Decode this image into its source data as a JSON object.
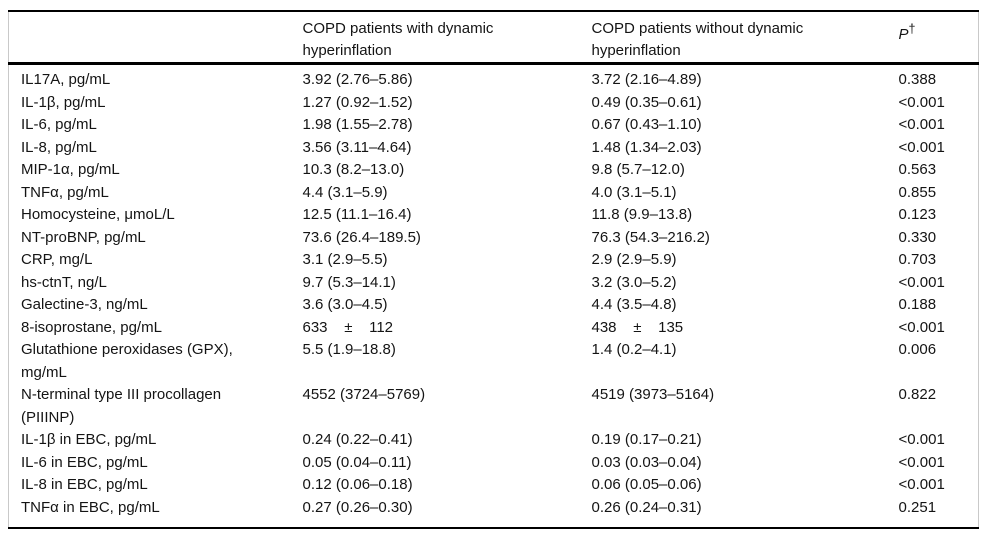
{
  "table": {
    "header": {
      "label_col": "",
      "with_dh": "COPD patients with dynamic hyperinflation",
      "without_dh": "COPD patients without dynamic hyperinflation",
      "p_label": "P",
      "p_superscript": "†"
    },
    "rows": [
      {
        "label": "IL17A, pg/mL",
        "with_dh": "3.92 (2.76–5.86)",
        "without_dh": "3.72 (2.16–4.89)",
        "p": "0.388"
      },
      {
        "label": "IL-1β, pg/mL",
        "with_dh": "1.27 (0.92–1.52)",
        "without_dh": "0.49 (0.35–0.61)",
        "p": "<0.001"
      },
      {
        "label": "IL-6, pg/mL",
        "with_dh": "1.98 (1.55–2.78)",
        "without_dh": "0.67 (0.43–1.10)",
        "p": "<0.001"
      },
      {
        "label": "IL-8, pg/mL",
        "with_dh": "3.56 (3.11–4.64)",
        "without_dh": "1.48 (1.34–2.03)",
        "p": "<0.001"
      },
      {
        "label": "MIP-1α, pg/mL",
        "with_dh": "10.3 (8.2–13.0)",
        "without_dh": "9.8 (5.7–12.0)",
        "p": "0.563"
      },
      {
        "label": "TNFα, pg/mL",
        "with_dh": "4.4 (3.1–5.9)",
        "without_dh": "4.0 (3.1–5.1)",
        "p": "0.855"
      },
      {
        "label": "Homocysteine, μmoL/L",
        "with_dh": "12.5 (11.1–16.4)",
        "without_dh": "11.8 (9.9–13.8)",
        "p": "0.123"
      },
      {
        "label": "NT-proBNP, pg/mL",
        "with_dh": "73.6 (26.4–189.5)",
        "without_dh": "76.3 (54.3–216.2)",
        "p": "0.330"
      },
      {
        "label": "CRP, mg/L",
        "with_dh": "3.1 (2.9–5.5)",
        "without_dh": "2.9 (2.9–5.9)",
        "p": "0.703"
      },
      {
        "label": "hs-ctnT, ng/L",
        "with_dh": "9.7 (5.3–14.1)",
        "without_dh": "3.2 (3.0–5.2)",
        "p": "<0.001"
      },
      {
        "label": "Galectine-3, ng/mL",
        "with_dh": "3.6 (3.0–4.5)",
        "without_dh": "4.4 (3.5–4.8)",
        "p": "0.188"
      },
      {
        "label": "8-isoprostane, pg/mL",
        "with_dh": "633    ±    112",
        "without_dh": "438    ±    135",
        "p": "<0.001"
      },
      {
        "label": "Glutathione peroxidases (GPX), mg/mL",
        "with_dh": "5.5 (1.9–18.8)",
        "without_dh": "1.4 (0.2–4.1)",
        "p": "0.006"
      },
      {
        "label": "N-terminal type III procollagen (PIIINP)",
        "with_dh": "4552 (3724–5769)",
        "without_dh": "4519 (3973–5164)",
        "p": "0.822"
      },
      {
        "label": "IL-1β in EBC, pg/mL",
        "with_dh": "0.24 (0.22–0.41)",
        "without_dh": "0.19 (0.17–0.21)",
        "p": "<0.001"
      },
      {
        "label": "IL-6 in EBC, pg/mL",
        "with_dh": "0.05 (0.04–0.11)",
        "without_dh": "0.03 (0.03–0.04)",
        "p": "<0.001"
      },
      {
        "label": "IL-8 in EBC, pg/mL",
        "with_dh": "0.12 (0.06–0.18)",
        "without_dh": "0.06 (0.05–0.06)",
        "p": "<0.001"
      },
      {
        "label": "TNFα in EBC, pg/mL",
        "with_dh": "0.27 (0.26–0.30)",
        "without_dh": "0.26 (0.24–0.31)",
        "p": "0.251"
      }
    ]
  },
  "colors": {
    "rule": "#000000",
    "side_rule": "#c9c9c9",
    "text": "#141414",
    "background": "#ffffff"
  }
}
—————
== ASSIGNMENT ==
Print every record above exactly, but no pictures.

== ANSWER FOR THE TASK ==
Decode this image into its source data as a JSON object.
{
  "table": {
    "header": {
      "label_col": "",
      "with_dh": "COPD patients with dynamic hyperinflation",
      "without_dh": "COPD patients without dynamic hyperinflation",
      "p_label": "P",
      "p_superscript": "†"
    },
    "rows": [
      {
        "label": "IL17A, pg/mL",
        "with_dh": "3.92 (2.76–5.86)",
        "without_dh": "3.72 (2.16–4.89)",
        "p": "0.388"
      },
      {
        "label": "IL-1β, pg/mL",
        "with_dh": "1.27 (0.92–1.52)",
        "without_dh": "0.49 (0.35–0.61)",
        "p": "<0.001"
      },
      {
        "label": "IL-6, pg/mL",
        "with_dh": "1.98 (1.55–2.78)",
        "without_dh": "0.67 (0.43–1.10)",
        "p": "<0.001"
      },
      {
        "label": "IL-8, pg/mL",
        "with_dh": "3.56 (3.11–4.64)",
        "without_dh": "1.48 (1.34–2.03)",
        "p": "<0.001"
      },
      {
        "label": "MIP-1α, pg/mL",
        "with_dh": "10.3 (8.2–13.0)",
        "without_dh": "9.8 (5.7–12.0)",
        "p": "0.563"
      },
      {
        "label": "TNFα, pg/mL",
        "with_dh": "4.4 (3.1–5.9)",
        "without_dh": "4.0 (3.1–5.1)",
        "p": "0.855"
      },
      {
        "label": "Homocysteine, μmoL/L",
        "with_dh": "12.5 (11.1–16.4)",
        "without_dh": "11.8 (9.9–13.8)",
        "p": "0.123"
      },
      {
        "label": "NT-proBNP, pg/mL",
        "with_dh": "73.6 (26.4–189.5)",
        "without_dh": "76.3 (54.3–216.2)",
        "p": "0.330"
      },
      {
        "label": "CRP, mg/L",
        "with_dh": "3.1 (2.9–5.5)",
        "without_dh": "2.9 (2.9–5.9)",
        "p": "0.703"
      },
      {
        "label": "hs-ctnT, ng/L",
        "with_dh": "9.7 (5.3–14.1)",
        "without_dh": "3.2 (3.0–5.2)",
        "p": "<0.001"
      },
      {
        "label": "Galectine-3, ng/mL",
        "with_dh": "3.6 (3.0–4.5)",
        "without_dh": "4.4 (3.5–4.8)",
        "p": "0.188"
      },
      {
        "label": "8-isoprostane, pg/mL",
        "with_dh": "633    ±    112",
        "without_dh": "438    ±    135",
        "p": "<0.001"
      },
      {
        "label": "Glutathione peroxidases (GPX), mg/mL",
        "with_dh": "5.5 (1.9–18.8)",
        "without_dh": "1.4 (0.2–4.1)",
        "p": "0.006"
      },
      {
        "label": "N-terminal type III procollagen (PIIINP)",
        "with_dh": "4552 (3724–5769)",
        "without_dh": "4519 (3973–5164)",
        "p": "0.822"
      },
      {
        "label": "IL-1β in EBC, pg/mL",
        "with_dh": "0.24 (0.22–0.41)",
        "without_dh": "0.19 (0.17–0.21)",
        "p": "<0.001"
      },
      {
        "label": "IL-6 in EBC, pg/mL",
        "with_dh": "0.05 (0.04–0.11)",
        "without_dh": "0.03 (0.03–0.04)",
        "p": "<0.001"
      },
      {
        "label": "IL-8 in EBC, pg/mL",
        "with_dh": "0.12 (0.06–0.18)",
        "without_dh": "0.06 (0.05–0.06)",
        "p": "<0.001"
      },
      {
        "label": "TNFα in EBC, pg/mL",
        "with_dh": "0.27 (0.26–0.30)",
        "without_dh": "0.26 (0.24–0.31)",
        "p": "0.251"
      }
    ]
  },
  "colors": {
    "rule": "#000000",
    "side_rule": "#c9c9c9",
    "text": "#141414",
    "background": "#ffffff"
  }
}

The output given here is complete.